● What to produce
Wherever the word "arrow" appears in the entries, copy the whole line.

-- start Materials provided --

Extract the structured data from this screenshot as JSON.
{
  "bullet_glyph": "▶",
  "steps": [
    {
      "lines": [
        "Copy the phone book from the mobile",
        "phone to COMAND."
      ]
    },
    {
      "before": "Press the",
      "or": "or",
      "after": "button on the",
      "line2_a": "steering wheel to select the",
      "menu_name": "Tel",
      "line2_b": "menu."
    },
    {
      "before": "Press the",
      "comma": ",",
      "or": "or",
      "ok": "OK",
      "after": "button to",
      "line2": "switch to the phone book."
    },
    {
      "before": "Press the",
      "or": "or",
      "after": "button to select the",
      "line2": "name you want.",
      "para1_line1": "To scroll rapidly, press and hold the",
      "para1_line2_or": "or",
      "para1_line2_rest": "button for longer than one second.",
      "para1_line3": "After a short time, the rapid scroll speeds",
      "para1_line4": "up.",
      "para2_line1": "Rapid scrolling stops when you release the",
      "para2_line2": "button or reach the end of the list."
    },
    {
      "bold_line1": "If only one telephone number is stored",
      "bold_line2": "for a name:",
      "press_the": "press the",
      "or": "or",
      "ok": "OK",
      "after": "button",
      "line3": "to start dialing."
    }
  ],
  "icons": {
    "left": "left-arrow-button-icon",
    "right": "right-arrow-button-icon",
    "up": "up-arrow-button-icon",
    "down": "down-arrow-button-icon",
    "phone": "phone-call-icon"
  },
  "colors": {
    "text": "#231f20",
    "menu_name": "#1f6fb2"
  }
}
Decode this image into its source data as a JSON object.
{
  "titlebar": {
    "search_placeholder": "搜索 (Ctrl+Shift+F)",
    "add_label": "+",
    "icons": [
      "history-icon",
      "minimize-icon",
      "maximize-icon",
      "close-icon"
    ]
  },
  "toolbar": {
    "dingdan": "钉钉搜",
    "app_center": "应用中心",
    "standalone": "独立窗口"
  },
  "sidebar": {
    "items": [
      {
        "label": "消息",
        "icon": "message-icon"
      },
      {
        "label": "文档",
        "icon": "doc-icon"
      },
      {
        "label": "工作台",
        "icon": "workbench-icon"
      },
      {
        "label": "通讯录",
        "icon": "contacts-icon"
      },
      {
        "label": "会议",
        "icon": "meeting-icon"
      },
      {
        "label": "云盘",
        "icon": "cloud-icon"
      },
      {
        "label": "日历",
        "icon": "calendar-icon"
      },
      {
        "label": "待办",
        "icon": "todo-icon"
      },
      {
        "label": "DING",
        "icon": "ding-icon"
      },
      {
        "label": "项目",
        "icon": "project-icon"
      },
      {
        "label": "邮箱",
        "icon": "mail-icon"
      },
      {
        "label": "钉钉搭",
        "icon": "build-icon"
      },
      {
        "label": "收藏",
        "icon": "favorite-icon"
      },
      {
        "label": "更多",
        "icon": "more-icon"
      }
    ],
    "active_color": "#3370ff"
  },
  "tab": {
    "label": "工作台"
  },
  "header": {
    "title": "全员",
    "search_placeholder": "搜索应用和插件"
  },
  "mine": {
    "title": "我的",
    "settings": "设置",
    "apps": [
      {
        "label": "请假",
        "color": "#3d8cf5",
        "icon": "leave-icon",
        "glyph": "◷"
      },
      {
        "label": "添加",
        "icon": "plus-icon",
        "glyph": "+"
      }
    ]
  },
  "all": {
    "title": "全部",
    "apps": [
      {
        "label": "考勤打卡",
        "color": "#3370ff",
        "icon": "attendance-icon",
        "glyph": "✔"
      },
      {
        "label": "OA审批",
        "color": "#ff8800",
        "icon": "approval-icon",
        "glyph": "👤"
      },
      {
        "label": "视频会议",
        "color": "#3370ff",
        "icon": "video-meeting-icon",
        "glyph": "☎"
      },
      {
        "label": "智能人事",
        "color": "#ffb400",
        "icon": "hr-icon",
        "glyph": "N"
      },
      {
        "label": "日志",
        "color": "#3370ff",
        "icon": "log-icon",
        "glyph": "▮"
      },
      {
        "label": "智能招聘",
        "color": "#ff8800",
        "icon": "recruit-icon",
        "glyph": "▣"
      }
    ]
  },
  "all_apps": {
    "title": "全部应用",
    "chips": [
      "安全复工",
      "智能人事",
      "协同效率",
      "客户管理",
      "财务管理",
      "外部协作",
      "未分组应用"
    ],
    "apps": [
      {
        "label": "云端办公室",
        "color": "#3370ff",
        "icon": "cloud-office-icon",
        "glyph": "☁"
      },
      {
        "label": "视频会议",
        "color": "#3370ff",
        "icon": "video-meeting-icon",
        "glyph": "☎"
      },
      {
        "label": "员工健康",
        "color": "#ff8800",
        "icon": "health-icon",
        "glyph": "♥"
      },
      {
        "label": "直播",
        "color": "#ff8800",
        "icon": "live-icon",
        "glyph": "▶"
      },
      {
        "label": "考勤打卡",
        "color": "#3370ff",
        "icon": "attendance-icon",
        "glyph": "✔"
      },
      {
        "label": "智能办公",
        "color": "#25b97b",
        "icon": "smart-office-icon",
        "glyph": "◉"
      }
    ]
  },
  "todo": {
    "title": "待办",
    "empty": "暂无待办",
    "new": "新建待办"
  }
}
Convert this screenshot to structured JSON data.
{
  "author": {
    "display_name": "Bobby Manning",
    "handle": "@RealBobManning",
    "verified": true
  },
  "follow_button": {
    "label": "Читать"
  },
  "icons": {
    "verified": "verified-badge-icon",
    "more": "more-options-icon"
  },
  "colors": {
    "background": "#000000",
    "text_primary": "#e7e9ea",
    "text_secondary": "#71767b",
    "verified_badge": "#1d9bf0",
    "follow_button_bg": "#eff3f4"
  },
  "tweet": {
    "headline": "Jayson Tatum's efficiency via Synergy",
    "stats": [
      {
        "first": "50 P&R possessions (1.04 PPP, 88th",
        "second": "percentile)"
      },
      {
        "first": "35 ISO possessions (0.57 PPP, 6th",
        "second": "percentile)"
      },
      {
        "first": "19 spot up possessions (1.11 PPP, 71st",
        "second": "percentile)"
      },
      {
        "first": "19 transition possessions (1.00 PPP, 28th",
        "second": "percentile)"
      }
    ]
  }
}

-- end Materials provided --

● Task result
    "left": "left-arrow-button-icon",
    "right": "right-arrow-button-icon",
    "up": "up-arrow-button-icon",
    "down": "down-arrow-button-icon",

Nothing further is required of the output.